======== Data entries ========
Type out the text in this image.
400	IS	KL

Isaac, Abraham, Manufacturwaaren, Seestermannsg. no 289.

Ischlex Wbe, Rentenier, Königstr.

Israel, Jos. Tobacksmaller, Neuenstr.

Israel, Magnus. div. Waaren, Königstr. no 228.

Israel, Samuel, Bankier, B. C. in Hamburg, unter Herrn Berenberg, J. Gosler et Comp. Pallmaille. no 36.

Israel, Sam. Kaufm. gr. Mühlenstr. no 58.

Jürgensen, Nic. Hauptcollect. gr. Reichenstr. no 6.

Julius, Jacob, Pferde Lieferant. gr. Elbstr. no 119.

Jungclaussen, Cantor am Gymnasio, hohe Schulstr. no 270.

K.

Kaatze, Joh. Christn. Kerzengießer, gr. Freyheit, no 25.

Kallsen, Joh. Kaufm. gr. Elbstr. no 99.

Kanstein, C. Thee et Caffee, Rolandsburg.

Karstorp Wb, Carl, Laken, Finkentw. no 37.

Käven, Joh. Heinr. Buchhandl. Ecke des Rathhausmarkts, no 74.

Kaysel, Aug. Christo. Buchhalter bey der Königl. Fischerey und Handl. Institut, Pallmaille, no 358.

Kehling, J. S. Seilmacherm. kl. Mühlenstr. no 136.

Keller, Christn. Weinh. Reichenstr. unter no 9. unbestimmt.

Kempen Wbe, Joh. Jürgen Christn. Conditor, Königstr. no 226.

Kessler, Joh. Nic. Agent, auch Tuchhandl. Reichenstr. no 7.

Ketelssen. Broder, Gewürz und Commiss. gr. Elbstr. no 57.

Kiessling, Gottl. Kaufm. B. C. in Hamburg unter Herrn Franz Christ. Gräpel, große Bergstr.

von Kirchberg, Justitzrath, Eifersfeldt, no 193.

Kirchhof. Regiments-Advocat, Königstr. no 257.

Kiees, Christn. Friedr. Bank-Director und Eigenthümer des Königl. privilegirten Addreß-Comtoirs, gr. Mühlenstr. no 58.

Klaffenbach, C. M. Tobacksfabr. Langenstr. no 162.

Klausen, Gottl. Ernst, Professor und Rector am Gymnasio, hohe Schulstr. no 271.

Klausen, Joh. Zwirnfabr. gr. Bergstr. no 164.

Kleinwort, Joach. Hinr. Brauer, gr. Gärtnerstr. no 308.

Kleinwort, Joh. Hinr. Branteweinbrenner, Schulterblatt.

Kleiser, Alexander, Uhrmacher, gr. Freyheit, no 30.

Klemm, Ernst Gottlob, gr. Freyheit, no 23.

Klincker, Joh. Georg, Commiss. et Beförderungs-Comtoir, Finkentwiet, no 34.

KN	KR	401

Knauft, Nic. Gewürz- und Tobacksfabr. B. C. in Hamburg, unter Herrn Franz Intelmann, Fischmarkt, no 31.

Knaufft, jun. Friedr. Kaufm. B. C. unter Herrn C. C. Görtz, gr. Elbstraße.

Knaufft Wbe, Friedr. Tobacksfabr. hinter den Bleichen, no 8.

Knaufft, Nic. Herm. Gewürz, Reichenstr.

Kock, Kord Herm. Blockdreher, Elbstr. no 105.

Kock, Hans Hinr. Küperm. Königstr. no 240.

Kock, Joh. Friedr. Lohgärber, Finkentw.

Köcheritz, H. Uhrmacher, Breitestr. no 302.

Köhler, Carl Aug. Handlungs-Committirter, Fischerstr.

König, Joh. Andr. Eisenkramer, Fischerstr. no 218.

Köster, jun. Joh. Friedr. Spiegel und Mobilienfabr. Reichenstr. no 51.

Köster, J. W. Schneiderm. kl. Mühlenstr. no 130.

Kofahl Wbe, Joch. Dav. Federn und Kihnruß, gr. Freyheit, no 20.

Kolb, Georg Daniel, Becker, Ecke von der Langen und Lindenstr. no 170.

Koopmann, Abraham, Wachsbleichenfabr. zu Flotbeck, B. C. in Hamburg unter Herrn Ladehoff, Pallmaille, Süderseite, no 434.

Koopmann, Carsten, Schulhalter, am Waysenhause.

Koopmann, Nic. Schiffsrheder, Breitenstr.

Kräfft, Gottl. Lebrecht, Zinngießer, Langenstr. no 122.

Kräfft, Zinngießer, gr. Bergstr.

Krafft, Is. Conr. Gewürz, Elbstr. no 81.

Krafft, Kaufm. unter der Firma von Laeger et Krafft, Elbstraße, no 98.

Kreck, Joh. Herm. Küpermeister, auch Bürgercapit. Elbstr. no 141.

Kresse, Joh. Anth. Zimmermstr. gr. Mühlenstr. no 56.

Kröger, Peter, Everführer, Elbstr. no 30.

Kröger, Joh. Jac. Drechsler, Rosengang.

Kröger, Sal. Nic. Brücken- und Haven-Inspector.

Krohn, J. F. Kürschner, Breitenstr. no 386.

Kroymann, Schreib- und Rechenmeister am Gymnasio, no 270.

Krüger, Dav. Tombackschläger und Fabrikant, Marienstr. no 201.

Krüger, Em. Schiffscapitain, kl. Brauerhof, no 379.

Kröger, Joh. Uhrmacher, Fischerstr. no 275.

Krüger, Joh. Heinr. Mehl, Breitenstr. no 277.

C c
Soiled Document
========
Reproduce the entries above exactly.

→ **Response to the exercise**
Type out the text in this image.
400	IS	KL

Isaac, Abraham, Manufacturwaaren, Seestermannsg. no 289.

Ischlex Wbe, Rentenier, Königstr.

Israel, Jos. Tobacksmaller, Neuenstr.

Israel, Magnus. div. Waaren, Königstr. no 228.

Israel, Samuel, Bankier, B. C. in Hamburg, unter Herrn Berenberg, J. Gosler et Comp. Pallmaille. no 36.

Israel, Sam. Kaufm. gr. Mühlenstr. no 58.

Jürgensen, Nic. Hauptcollect. gr. Reichenstr. no 6.

Julius, Jacob, Pferde Lieferant. gr. Elbstr. no 119.

Jungclaussen, Cantor am Gymnasio, hohe Schulstr. no 270.

K.

Kaatze, Joh. Christn. Kerzengießer, gr. Freyheit, no 25.

Kallsen, Joh. Kaufm. gr. Elbstr. no 99.

Kanstein, C. Thee et Caffee, Rolandsburg.

Karstorp Wb, Carl, Laken, Finkentw. no 37.

Käven, Joh. Heinr. Buchhandl. Ecke des Rathhausmarkts, no 74.

Kaysel, Aug. Christo. Buchhalter bey der Königl. Fischerey und Handl. Institut, Pallmaille, no 358.

Kehling, J. S. Seilmacherm. kl. Mühlenstr. no 136.

Keller, Christn. Weinh. Reichenstr. unter no 9. unbestimmt.

Kempen Wbe, Joh. Jürgen Christn. Conditor, Königstr. no 226.

Kessler, Joh. Nic. Agent, auch Tuchhandl. Reichenstr. no 7.

Ketelssen. Broder, Gewürz und Commiss. gr. Elbstr. no 57.

Kiessling, Gottl. Kaufm. B. C. in Hamburg unter Herrn Franz Christ. Gräpel, große Bergstr.

von Kirchberg, Justitzrath, Eifersfeldt, no 193.

Kirchhof. Regiments-Advocat, Königstr. no 257.

Kiees, Christn. Friedr. Bank-Director und Eigenthümer des Königl. privilegirten Addreß-Comtoirs, gr. Mühlenstr. no 58.

Klaffenbach, C. M. Tobacksfabr. Langenstr. no 162.

Klausen, Gottl. Ernst, Professor und Rector am Gymnasio, hohe Schulstr. no 271.

Klausen, Joh. Zwirnfabr. gr. Bergstr. no 164.

Kleinwort, Joach. Hinr. Brauer, gr. Gärtnerstr. no 308.

Kleinwort, Joh. Hinr. Branteweinbrenner, Schulterblatt.

Kleiser, Alexander, Uhrmacher, gr. Freyheit, no 30.

Klemm, Ernst Gottlob, gr. Freyheit, no 23.

Klincker, Joh. Georg, Commiss. et Beförderungs-Comtoir, Finkentwiet, no 34.

KN	KR	401

Knauft, Nic. Gewürz- und Tobacksfabr. B. C. in Hamburg, unter Herrn Franz Intelmann, Fischmarkt, no 31.

Knaufft, jun. Friedr. Kaufm. B. C. unter Herrn C. C. Görtz, gr. Elbstraße.

Knaufft Wbe, Friedr. Tobacksfabr. hinter den Bleichen, no 8.

Knaufft, Nic. Herm. Gewürz, Reichenstr.

Kock, Kord Herm. Blockdreher, Elbstr. no 105.

Kock, Hans Hinr. Küperm. Königstr. no 240.

Kock, Joh. Friedr. Lohgärber, Finkentw.

Köcheritz, H. Uhrmacher, Breitestr. no 302.

Köhler, Carl Aug. Handlungs-Committirter, Fischerstr.

König, Joh. Andr. Eisenkramer, Fischerstr. no 218.

Köster, jun. Joh. Friedr. Spiegel und Mobilienfabr. Reichenstr. no 51.

Köster, J. W. Schneiderm. kl. Mühlenstr. no 130.

Kofahl Wbe, Joch. Dav. Federn und Kihnruß, gr. Freyheit, no 20.

Kolb, Georg Daniel, Becker, Ecke von der Langen und Lindenstr. no 170.

Koopmann, Abraham, Wachsbleichenfabr. zu Flotbeck, B. C. in Hamburg unter Herrn Ladehoff, Pallmaille, Süderseite, no 434.

Koopmann, Carsten, Schulhalter, am Waysenhause.

Koopmann, Nic. Schiffsrheder, Breitenstr.

Kräfft, Gottl. Lebrecht, Zinngießer, Langenstr. no 122.

Kräfft, Zinngießer, gr. Bergstr.

Krafft, Is. Conr. Gewürz, Elbstr. no 81.

Krafft, Kaufm. unter der Firma von Laeger et Krafft, Elbstraße, no 98.

Kreck, Joh. Herm. Küpermeister, auch Bürgercapit. Elbstr. no 141.

Kresse, Joh. Anth. Zimmermstr. gr. Mühlenstr. no 56.

Kröger, Peter, Everführer, Elbstr. no 30.

Kröger, Joh. Jac. Drechsler, Rosengang.

Kröger, Sal. Nic. Brücken- und Haven-Inspector.

Krohn, J. F. Kürschner, Breitenstr. no 386.

Kroymann, Schreib- und Rechenmeister am Gymnasio, no 270.

Krüger, Dav. Tombackschläger und Fabrikant, Marienstr. no 201.

Krüger, Em. Schiffscapitain, kl. Brauerhof, no 379.

Kröger, Joh. Uhrmacher, Fischerstr. no 275.

Krüger, Joh. Heinr. Mehl, Breitenstr. no 277.

C c
Soiled Document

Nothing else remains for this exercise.